§ Provided data:
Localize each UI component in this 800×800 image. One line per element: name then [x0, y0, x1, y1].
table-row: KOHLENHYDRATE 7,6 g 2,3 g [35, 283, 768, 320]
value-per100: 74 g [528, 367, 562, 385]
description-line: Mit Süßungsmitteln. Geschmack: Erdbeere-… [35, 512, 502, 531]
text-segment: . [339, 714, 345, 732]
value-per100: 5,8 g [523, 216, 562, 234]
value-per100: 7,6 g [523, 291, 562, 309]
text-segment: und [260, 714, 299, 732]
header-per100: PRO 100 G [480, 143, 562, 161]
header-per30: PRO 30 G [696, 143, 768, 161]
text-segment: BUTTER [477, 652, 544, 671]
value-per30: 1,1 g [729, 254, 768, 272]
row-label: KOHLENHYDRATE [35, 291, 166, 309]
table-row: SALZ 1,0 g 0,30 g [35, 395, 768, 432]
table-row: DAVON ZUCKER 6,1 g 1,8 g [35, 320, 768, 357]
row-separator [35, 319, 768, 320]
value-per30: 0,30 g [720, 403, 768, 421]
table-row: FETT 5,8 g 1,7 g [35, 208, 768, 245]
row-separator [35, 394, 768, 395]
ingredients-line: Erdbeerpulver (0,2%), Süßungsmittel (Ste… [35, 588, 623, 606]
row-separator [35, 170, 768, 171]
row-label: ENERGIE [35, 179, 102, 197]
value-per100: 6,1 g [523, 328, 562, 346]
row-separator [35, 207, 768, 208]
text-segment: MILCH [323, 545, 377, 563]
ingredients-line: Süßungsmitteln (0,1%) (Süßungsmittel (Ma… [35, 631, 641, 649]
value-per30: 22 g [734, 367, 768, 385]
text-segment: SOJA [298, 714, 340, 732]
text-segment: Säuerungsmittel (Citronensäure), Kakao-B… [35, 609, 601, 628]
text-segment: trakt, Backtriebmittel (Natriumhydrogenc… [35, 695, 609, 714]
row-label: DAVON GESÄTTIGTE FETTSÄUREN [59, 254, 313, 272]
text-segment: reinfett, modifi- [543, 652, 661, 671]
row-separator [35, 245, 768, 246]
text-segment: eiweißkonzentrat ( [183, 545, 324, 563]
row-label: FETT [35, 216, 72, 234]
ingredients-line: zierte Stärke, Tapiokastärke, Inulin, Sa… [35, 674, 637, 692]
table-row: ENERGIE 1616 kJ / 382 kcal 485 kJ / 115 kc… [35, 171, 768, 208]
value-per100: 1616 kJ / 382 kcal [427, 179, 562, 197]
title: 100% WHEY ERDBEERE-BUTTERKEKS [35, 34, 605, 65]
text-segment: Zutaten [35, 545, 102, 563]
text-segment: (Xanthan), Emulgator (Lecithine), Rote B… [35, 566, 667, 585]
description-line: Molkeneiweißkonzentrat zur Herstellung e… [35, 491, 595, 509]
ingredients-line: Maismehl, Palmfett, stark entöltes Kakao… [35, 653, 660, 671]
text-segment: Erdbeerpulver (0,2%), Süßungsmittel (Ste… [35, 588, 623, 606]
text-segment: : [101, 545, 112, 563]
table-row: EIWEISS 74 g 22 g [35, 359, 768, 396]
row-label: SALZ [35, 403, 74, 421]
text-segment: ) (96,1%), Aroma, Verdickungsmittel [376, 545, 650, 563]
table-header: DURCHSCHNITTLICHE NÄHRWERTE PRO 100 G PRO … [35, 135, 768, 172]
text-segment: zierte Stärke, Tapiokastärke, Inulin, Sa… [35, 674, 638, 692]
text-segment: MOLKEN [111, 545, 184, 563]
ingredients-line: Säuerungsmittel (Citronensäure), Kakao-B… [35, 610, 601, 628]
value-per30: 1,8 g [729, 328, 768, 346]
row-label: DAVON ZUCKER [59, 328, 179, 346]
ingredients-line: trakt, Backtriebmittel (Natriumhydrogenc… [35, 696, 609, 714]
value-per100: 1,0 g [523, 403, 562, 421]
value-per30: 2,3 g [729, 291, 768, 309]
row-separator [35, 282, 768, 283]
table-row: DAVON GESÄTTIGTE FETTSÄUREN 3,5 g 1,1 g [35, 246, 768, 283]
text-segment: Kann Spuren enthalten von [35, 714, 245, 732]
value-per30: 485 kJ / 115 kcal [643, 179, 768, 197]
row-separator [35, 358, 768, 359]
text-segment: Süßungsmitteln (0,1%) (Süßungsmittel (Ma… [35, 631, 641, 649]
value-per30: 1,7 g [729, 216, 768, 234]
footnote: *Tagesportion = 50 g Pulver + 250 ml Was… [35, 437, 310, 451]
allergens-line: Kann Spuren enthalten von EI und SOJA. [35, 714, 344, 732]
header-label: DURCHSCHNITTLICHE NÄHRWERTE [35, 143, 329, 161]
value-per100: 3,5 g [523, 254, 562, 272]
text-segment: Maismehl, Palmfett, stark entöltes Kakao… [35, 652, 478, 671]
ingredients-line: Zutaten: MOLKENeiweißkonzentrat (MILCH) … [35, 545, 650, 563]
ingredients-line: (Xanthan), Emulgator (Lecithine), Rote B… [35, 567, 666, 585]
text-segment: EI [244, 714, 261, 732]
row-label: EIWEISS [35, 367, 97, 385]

§ Exercise description: Copy the listing above line for line, leaving every character unchanged.

§ Solution for this task:
Localize each UI component in this 800×800 image. One line per element: name then [x0, y0, x1, y1].
table-row: KOHLENHYDRATE 7,6 g 2,3 g [35, 283, 768, 320]
value-per100: 74 g [528, 367, 562, 385]
description-line: Mit Süßungsmitteln. Geschmack: Erdbeere-… [35, 512, 502, 531]
text-segment: . [339, 714, 345, 732]
value-per100: 5,8 g [523, 216, 562, 234]
value-per100: 7,6 g [523, 291, 562, 309]
text-segment: und [260, 714, 299, 732]
header-per100: PRO 100 G [480, 143, 562, 161]
header-per30: PRO 30 G [696, 143, 768, 161]
text-segment: BUTTER [477, 652, 544, 671]
value-per30: 1,1 g [729, 254, 768, 272]
row-label: KOHLENHYDRATE [35, 291, 166, 309]
table-row: SALZ 1,0 g 0,30 g [35, 395, 768, 432]
table-row: DAVON ZUCKER 6,1 g 1,8 g [35, 320, 768, 357]
row-separator [35, 319, 768, 320]
value-per30: 0,30 g [720, 403, 768, 421]
table-row: FETT 5,8 g 1,7 g [35, 208, 768, 245]
row-separator [35, 394, 768, 395]
ingredients-line: Erdbeerpulver (0,2%), Süßungsmittel (Ste… [35, 588, 623, 606]
row-separator [35, 170, 768, 171]
row-label: ENERGIE [35, 179, 102, 197]
value-per100: 6,1 g [523, 328, 562, 346]
row-separator [35, 207, 768, 208]
text-segment: MILCH [323, 545, 377, 563]
ingredients-line: Süßungsmitteln (0,1%) (Süßungsmittel (Ma… [35, 631, 641, 649]
value-per30: 22 g [734, 367, 768, 385]
text-segment: SOJA [298, 714, 340, 732]
text-segment: Säuerungsmittel (Citronensäure), Kakao-B… [35, 609, 601, 628]
text-segment: trakt, Backtriebmittel (Natriumhydrogenc… [35, 695, 609, 714]
row-label: DAVON GESÄTTIGTE FETTSÄUREN [59, 254, 313, 272]
text-segment: reinfett, modifi- [543, 652, 661, 671]
row-separator [35, 245, 768, 246]
text-segment: eiweißkonzentrat ( [183, 545, 324, 563]
row-label: FETT [35, 216, 72, 234]
ingredients-line: zierte Stärke, Tapiokastärke, Inulin, Sa… [35, 674, 637, 692]
table-row: ENERGIE 1616 kJ / 382 kcal 485 kJ / 115 kc… [35, 171, 768, 208]
value-per100: 1616 kJ / 382 kcal [427, 179, 562, 197]
title: 100% WHEY ERDBEERE-BUTTERKEKS [35, 34, 605, 65]
text-segment: Zutaten [35, 545, 102, 563]
text-segment: (Xanthan), Emulgator (Lecithine), Rote B… [35, 566, 667, 585]
description-line: Molkeneiweißkonzentrat zur Herstellung e… [35, 491, 595, 509]
ingredients-line: Maismehl, Palmfett, stark entöltes Kakao… [35, 653, 660, 671]
text-segment: Erdbeerpulver (0,2%), Süßungsmittel (Ste… [35, 588, 623, 606]
text-segment: : [101, 545, 112, 563]
table-row: EIWEISS 74 g 22 g [35, 359, 768, 396]
row-label: SALZ [35, 403, 74, 421]
text-segment: ) (96,1%), Aroma, Verdickungsmittel [376, 545, 650, 563]
table-header: DURCHSCHNITTLICHE NÄHRWERTE PRO 100 G PRO … [35, 135, 768, 172]
text-segment: zierte Stärke, Tapiokastärke, Inulin, Sa… [35, 674, 638, 692]
text-segment: MOLKEN [111, 545, 184, 563]
ingredients-line: Säuerungsmittel (Citronensäure), Kakao-B… [35, 610, 601, 628]
value-per30: 1,8 g [729, 328, 768, 346]
row-label: DAVON ZUCKER [59, 328, 179, 346]
ingredients-line: trakt, Backtriebmittel (Natriumhydrogenc… [35, 696, 609, 714]
value-per100: 1,0 g [523, 403, 562, 421]
value-per30: 2,3 g [729, 291, 768, 309]
row-separator [35, 282, 768, 283]
table-row: DAVON GESÄTTIGTE FETTSÄUREN 3,5 g 1,1 g [35, 246, 768, 283]
text-segment: Kann Spuren enthalten von [35, 714, 245, 732]
value-per30: 485 kJ / 115 kcal [643, 179, 768, 197]
row-separator [35, 358, 768, 359]
text-segment: Süßungsmitteln (0,1%) (Süßungsmittel (Ma… [35, 631, 641, 649]
value-per30: 1,7 g [729, 216, 768, 234]
footnote: *Tagesportion = 50 g Pulver + 250 ml Was… [35, 437, 310, 451]
allergens-line: Kann Spuren enthalten von EI und SOJA. [35, 714, 344, 732]
header-label: DURCHSCHNITTLICHE NÄHRWERTE [35, 143, 329, 161]
value-per100: 3,5 g [523, 254, 562, 272]
text-segment: Maismehl, Palmfett, stark entöltes Kakao… [35, 652, 478, 671]
ingredients-line: Zutaten: MOLKENeiweißkonzentrat (MILCH) … [35, 545, 650, 563]
ingredients-line: (Xanthan), Emulgator (Lecithine), Rote B… [35, 567, 666, 585]
text-segment: EI [244, 714, 261, 732]
row-label: EIWEISS [35, 367, 97, 385]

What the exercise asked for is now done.